DATA IN THIS EXERCISE ::
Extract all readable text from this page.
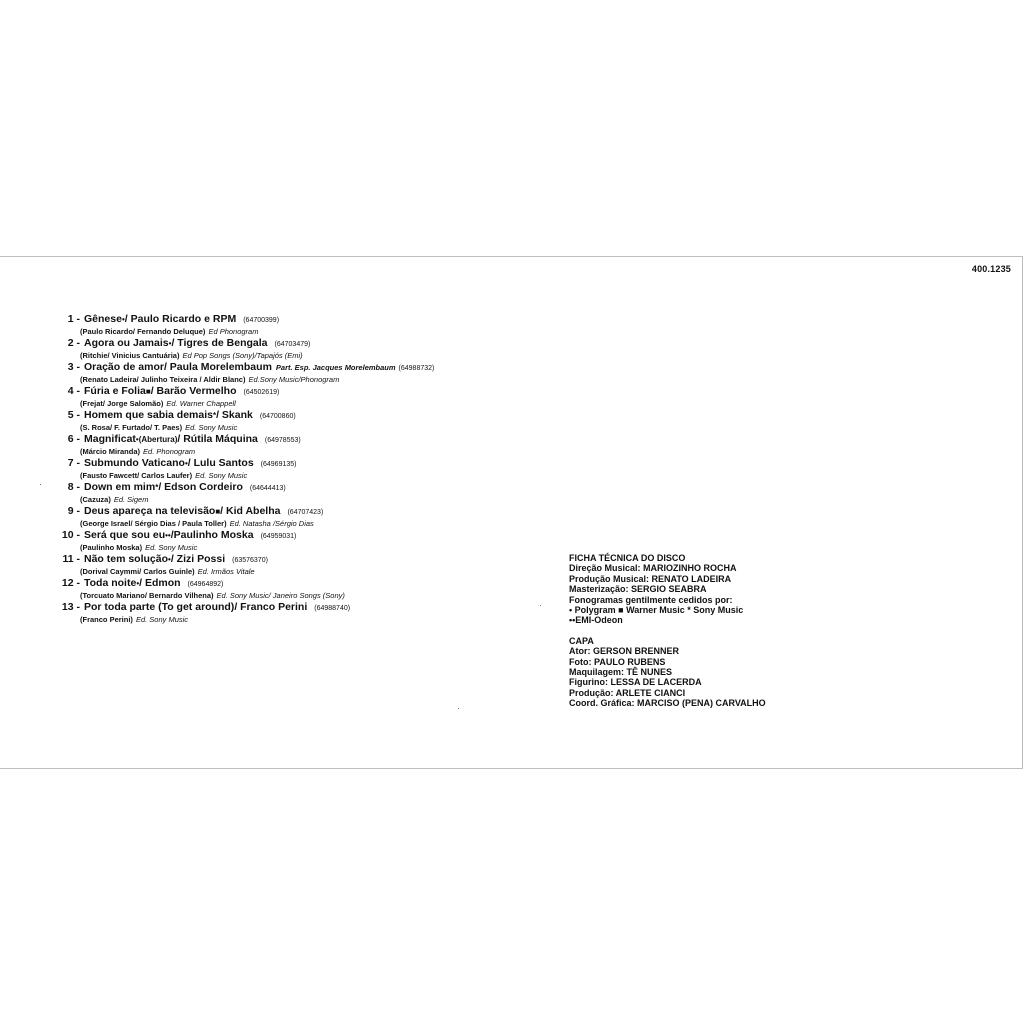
400.1235
1 - Gênese•/ Paulo Ricardo e RPM (64700399)
(Paulo Ricardo/ Fernando Deluque) Ed Phonogram
2 - Agora ou Jamais•/ Tigres de Bengala (64703479)
(Ritchie/ Vinicius Cantuária) Ed Pop Songs (Sony)/Tapajós (Emi)
3 - Oração de amor/ Paula Morelembaum Part. Esp. Jacques Morelembaum (64988732)
(Renato Ladeira/ Julinho Teixeira / Aldir Blanc) Ed.Sony Music/Phonogram
4 - Fúria e Folia■/ Barão Vermelho (64502619)
(Frejat/ Jorge Salomão) Ed. Warner Chappell
5 - Homem que sabia demais*/ Skank (64700860)
(S. Rosa/ F. Furtado/ T. Paes) Ed. Sony Music
6 - Magnificat•(Abertura)/ Rútila Máquina (64978553)
(Márcio Miranda) Ed. Phonogram
7 - Submundo Vaticano•/ Lulu Santos (64969135)
(Fausto Fawcett/ Carlos Laufer) Ed. Sony Music
8 - Down em mim*/ Edson Cordeiro (64644413)
(Cazuza) Ed. Sigem
9 - Deus apareça na televisão■/ Kid Abelha (64707423)
(George Israel/ Sérgio Dias / Paula Toller) Ed. Natasha /Sérgio Dias
10 - Será que sou eu••/Paulinho Moska (64959031)
(Paulinho Moska) Ed. Sony Music
11 - Não tem solução•/ Zizi Possi (63576370)
(Dorival Caymmi/ Carlos Guinle) Ed. Irmãos Vitale
12 - Toda noite•/ Edmon (64964892)
(Torcuato Mariano/ Bernardo Vilhena) Ed. Sony Music/ Janeiro Songs (Sony)
13 - Por toda parte (To get around)/ Franco Perini (64988740)
(Franco Perini) Ed. Sony Music
FICHA TÉCNICA DO DISCO
Direção Musical: MARIOZINHO ROCHA
Produção Musical: RENATO LADEIRA
Masterização: SERGIO SEABRA
Fonogramas gentilmente cedidos por:
• Polygram ■ Warner Music * Sony Music
••EMI-Odeon
CAPA
Ator: GERSON BRENNER
Foto: PAULO RUBENS
Maquilagem: TÊ NUNES
Figurino: LESSA DE LACERDA
Produção: ARLETE CIANCI
Coord. Gráfica: MARCISO (PENA) CARVALHO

DIRECTIVE :: Copy whichever lines in the listing above contain the word "Paula".

OUTPUT OF THE EXERCISE ::
3 - Oração de amor/ Paula Morelembaum Part. Esp. Jacques Morelembaum (64988732)
(George Israel/ Sérgio Dias / Paula Toller) Ed. Natasha /Sérgio Dias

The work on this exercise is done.